Items from a dataset
········
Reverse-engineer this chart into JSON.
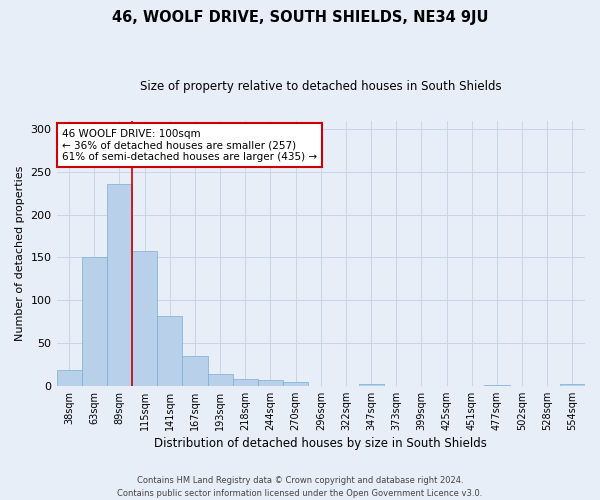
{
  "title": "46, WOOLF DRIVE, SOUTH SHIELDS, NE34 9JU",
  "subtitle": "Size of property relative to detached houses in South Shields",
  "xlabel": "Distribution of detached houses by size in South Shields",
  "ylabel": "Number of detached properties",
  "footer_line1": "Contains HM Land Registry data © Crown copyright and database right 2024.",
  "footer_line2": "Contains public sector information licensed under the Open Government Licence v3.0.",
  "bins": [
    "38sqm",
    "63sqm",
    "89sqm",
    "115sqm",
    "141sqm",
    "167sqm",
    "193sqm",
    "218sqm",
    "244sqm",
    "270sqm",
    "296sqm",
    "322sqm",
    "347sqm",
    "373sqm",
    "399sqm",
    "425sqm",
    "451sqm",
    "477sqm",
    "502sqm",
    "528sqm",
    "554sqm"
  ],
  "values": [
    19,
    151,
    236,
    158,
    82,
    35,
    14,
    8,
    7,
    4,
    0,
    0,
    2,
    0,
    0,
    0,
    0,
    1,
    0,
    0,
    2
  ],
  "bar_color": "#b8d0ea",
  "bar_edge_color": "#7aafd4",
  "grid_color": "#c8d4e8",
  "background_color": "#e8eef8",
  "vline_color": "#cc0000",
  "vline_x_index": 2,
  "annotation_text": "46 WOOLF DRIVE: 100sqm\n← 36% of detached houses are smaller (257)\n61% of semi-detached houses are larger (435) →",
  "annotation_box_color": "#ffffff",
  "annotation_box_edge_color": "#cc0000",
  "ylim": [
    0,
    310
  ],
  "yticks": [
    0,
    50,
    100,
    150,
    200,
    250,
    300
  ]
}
········
## Stated problem
Print all the records again exactly; do not include any picture.

## Problem solution
Reverse-engineer this chart into JSON.
{
  "title": "46, WOOLF DRIVE, SOUTH SHIELDS, NE34 9JU",
  "subtitle": "Size of property relative to detached houses in South Shields",
  "xlabel": "Distribution of detached houses by size in South Shields",
  "ylabel": "Number of detached properties",
  "footer_line1": "Contains HM Land Registry data © Crown copyright and database right 2024.",
  "footer_line2": "Contains public sector information licensed under the Open Government Licence v3.0.",
  "bins": [
    "38sqm",
    "63sqm",
    "89sqm",
    "115sqm",
    "141sqm",
    "167sqm",
    "193sqm",
    "218sqm",
    "244sqm",
    "270sqm",
    "296sqm",
    "322sqm",
    "347sqm",
    "373sqm",
    "399sqm",
    "425sqm",
    "451sqm",
    "477sqm",
    "502sqm",
    "528sqm",
    "554sqm"
  ],
  "values": [
    19,
    151,
    236,
    158,
    82,
    35,
    14,
    8,
    7,
    4,
    0,
    0,
    2,
    0,
    0,
    0,
    0,
    1,
    0,
    0,
    2
  ],
  "bar_color": "#b8d0ea",
  "bar_edge_color": "#7aafd4",
  "grid_color": "#c8d4e8",
  "background_color": "#e8eef8",
  "vline_color": "#cc0000",
  "vline_x_index": 2,
  "annotation_text": "46 WOOLF DRIVE: 100sqm\n← 36% of detached houses are smaller (257)\n61% of semi-detached houses are larger (435) →",
  "annotation_box_color": "#ffffff",
  "annotation_box_edge_color": "#cc0000",
  "ylim": [
    0,
    310
  ],
  "yticks": [
    0,
    50,
    100,
    150,
    200,
    250,
    300
  ]
}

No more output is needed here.